- **Set problem**
Only a number is wanted: how many lines of the entries include the string "plane"?
[Begin Recorded data]
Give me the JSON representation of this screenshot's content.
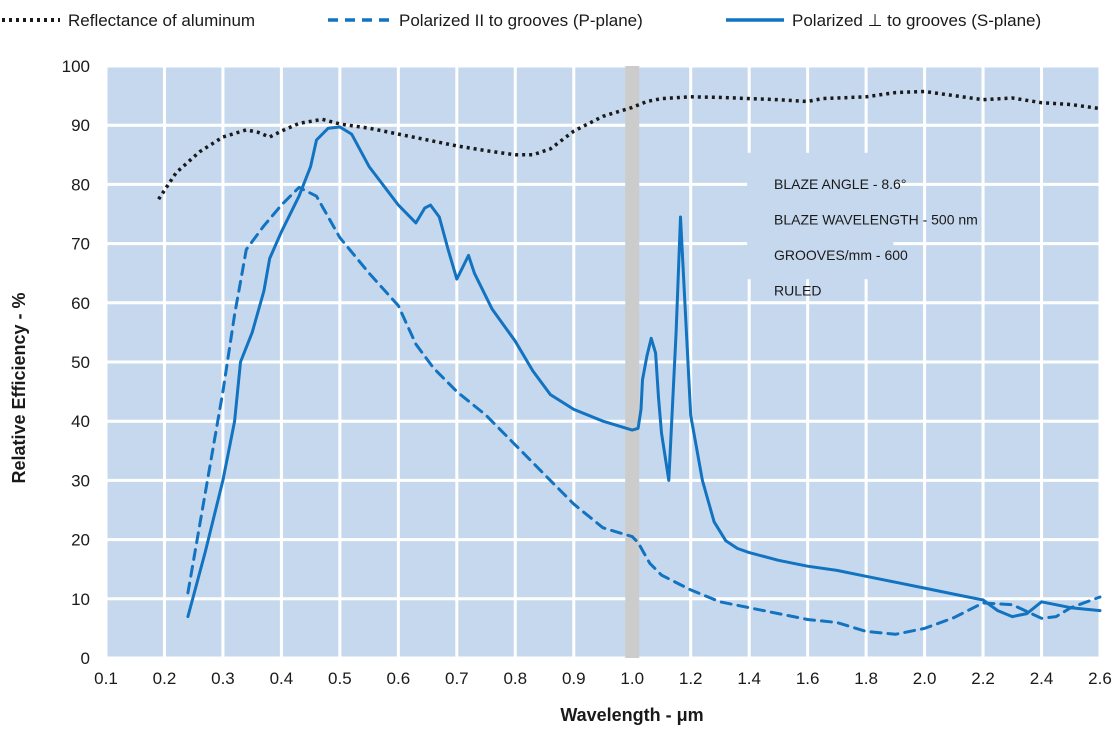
{
  "chart_data": {
    "type": "line",
    "xlabel": "Wavelength - μm",
    "ylabel": "Relative Efficiency - %",
    "xlim": [
      0.1,
      2.6
    ],
    "ylim": [
      0,
      100
    ],
    "grid": true,
    "x_ticks": [
      "0.1",
      "0.2",
      "0.3",
      "0.4",
      "0.5",
      "0.6",
      "0.7",
      "0.8",
      "0.9",
      "1.0",
      "1.2",
      "1.4",
      "1.6",
      "1.8",
      "2.0",
      "2.2",
      "2.4",
      "2.6"
    ],
    "y_ticks": [
      "0",
      "10",
      "20",
      "30",
      "40",
      "50",
      "60",
      "70",
      "80",
      "90",
      "100"
    ],
    "legend_position": "top",
    "highlight_band": {
      "at": "1.0",
      "color": "#cccccc"
    },
    "colors": {
      "plot_bg": "#c6d8ee",
      "grid": "#ffffff",
      "aluminum": "#1a1a1a",
      "series": "#1273c0"
    },
    "annotations": [
      "BLAZE ANGLE - 8.6°",
      "BLAZE WAVELENGTH - 500 nm",
      "GROOVES/mm - 600",
      "RULED"
    ],
    "series": [
      {
        "name": "Reflectance of aluminum",
        "style": "dotted",
        "points": [
          [
            0.19,
            77.5
          ],
          [
            0.22,
            82
          ],
          [
            0.26,
            85.5
          ],
          [
            0.3,
            88
          ],
          [
            0.34,
            89.2
          ],
          [
            0.36,
            88.8
          ],
          [
            0.38,
            88
          ],
          [
            0.4,
            89
          ],
          [
            0.43,
            90.3
          ],
          [
            0.47,
            91
          ],
          [
            0.5,
            90.2
          ],
          [
            0.55,
            89.5
          ],
          [
            0.6,
            88.5
          ],
          [
            0.65,
            87.5
          ],
          [
            0.7,
            86.5
          ],
          [
            0.75,
            85.7
          ],
          [
            0.8,
            85
          ],
          [
            0.83,
            85
          ],
          [
            0.86,
            86
          ],
          [
            0.9,
            89
          ],
          [
            0.95,
            91.5
          ],
          [
            1.0,
            93
          ],
          [
            1.05,
            94
          ],
          [
            1.1,
            94.5
          ],
          [
            1.2,
            94.8
          ],
          [
            1.3,
            94.7
          ],
          [
            1.4,
            94.5
          ],
          [
            1.5,
            94.3
          ],
          [
            1.6,
            94
          ],
          [
            1.65,
            94.5
          ],
          [
            1.8,
            94.8
          ],
          [
            1.9,
            95.5
          ],
          [
            2.0,
            95.7
          ],
          [
            2.1,
            95
          ],
          [
            2.2,
            94.3
          ],
          [
            2.3,
            94.6
          ],
          [
            2.4,
            93.8
          ],
          [
            2.5,
            93.5
          ],
          [
            2.6,
            92.8
          ]
        ]
      },
      {
        "name": "Polarized II to grooves (P-plane)",
        "style": "dashed",
        "points": [
          [
            0.24,
            11
          ],
          [
            0.27,
            28
          ],
          [
            0.3,
            45
          ],
          [
            0.32,
            58
          ],
          [
            0.34,
            69
          ],
          [
            0.37,
            73
          ],
          [
            0.4,
            76.5
          ],
          [
            0.43,
            79.5
          ],
          [
            0.46,
            78
          ],
          [
            0.5,
            71
          ],
          [
            0.55,
            65
          ],
          [
            0.6,
            59.5
          ],
          [
            0.63,
            53
          ],
          [
            0.66,
            49
          ],
          [
            0.7,
            45
          ],
          [
            0.75,
            41
          ],
          [
            0.8,
            36
          ],
          [
            0.85,
            31
          ],
          [
            0.9,
            26
          ],
          [
            0.95,
            22
          ],
          [
            1.0,
            20.5
          ],
          [
            1.02,
            19.5
          ],
          [
            1.06,
            16
          ],
          [
            1.1,
            14
          ],
          [
            1.2,
            11.5
          ],
          [
            1.3,
            9.5
          ],
          [
            1.4,
            8.5
          ],
          [
            1.5,
            7.5
          ],
          [
            1.6,
            6.5
          ],
          [
            1.7,
            6
          ],
          [
            1.8,
            4.5
          ],
          [
            1.9,
            4
          ],
          [
            2.0,
            5
          ],
          [
            2.1,
            6.8
          ],
          [
            2.2,
            9.3
          ],
          [
            2.3,
            9
          ],
          [
            2.4,
            6.7
          ],
          [
            2.45,
            7
          ],
          [
            2.5,
            8.5
          ],
          [
            2.6,
            10.3
          ]
        ]
      },
      {
        "name": "Polarized ⊥ to grooves (S-plane)",
        "style": "solid",
        "points": [
          [
            0.24,
            7
          ],
          [
            0.27,
            18
          ],
          [
            0.3,
            30
          ],
          [
            0.32,
            40
          ],
          [
            0.33,
            50
          ],
          [
            0.35,
            55
          ],
          [
            0.37,
            62
          ],
          [
            0.38,
            67.5
          ],
          [
            0.4,
            72
          ],
          [
            0.43,
            78
          ],
          [
            0.45,
            83
          ],
          [
            0.46,
            87.5
          ],
          [
            0.48,
            89.5
          ],
          [
            0.5,
            89.7
          ],
          [
            0.52,
            88.5
          ],
          [
            0.55,
            83
          ],
          [
            0.6,
            76.5
          ],
          [
            0.63,
            73.5
          ],
          [
            0.645,
            76
          ],
          [
            0.655,
            76.5
          ],
          [
            0.67,
            74.5
          ],
          [
            0.685,
            69
          ],
          [
            0.7,
            64
          ],
          [
            0.71,
            66
          ],
          [
            0.72,
            68
          ],
          [
            0.73,
            65
          ],
          [
            0.76,
            59
          ],
          [
            0.8,
            53.5
          ],
          [
            0.83,
            48.5
          ],
          [
            0.86,
            44.5
          ],
          [
            0.9,
            42
          ],
          [
            0.95,
            40
          ],
          [
            1.0,
            38.5
          ],
          [
            1.02,
            38.8
          ],
          [
            1.03,
            42
          ],
          [
            1.035,
            47
          ],
          [
            1.05,
            51
          ],
          [
            1.065,
            54
          ],
          [
            1.08,
            51.5
          ],
          [
            1.09,
            44
          ],
          [
            1.1,
            38
          ],
          [
            1.125,
            30
          ],
          [
            1.15,
            55
          ],
          [
            1.165,
            74.5
          ],
          [
            1.18,
            60
          ],
          [
            1.2,
            41
          ],
          [
            1.24,
            30
          ],
          [
            1.28,
            23
          ],
          [
            1.32,
            19.8
          ],
          [
            1.36,
            18.5
          ],
          [
            1.4,
            17.8
          ],
          [
            1.5,
            16.5
          ],
          [
            1.6,
            15.5
          ],
          [
            1.7,
            14.8
          ],
          [
            1.8,
            13.8
          ],
          [
            1.9,
            12.8
          ],
          [
            2.0,
            11.8
          ],
          [
            2.1,
            10.8
          ],
          [
            2.2,
            9.8
          ],
          [
            2.25,
            8
          ],
          [
            2.3,
            7
          ],
          [
            2.35,
            7.5
          ],
          [
            2.4,
            9.5
          ],
          [
            2.5,
            8.5
          ],
          [
            2.6,
            8
          ]
        ]
      }
    ]
  }
}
[End Recorded data]
- **Output for this exercise**
2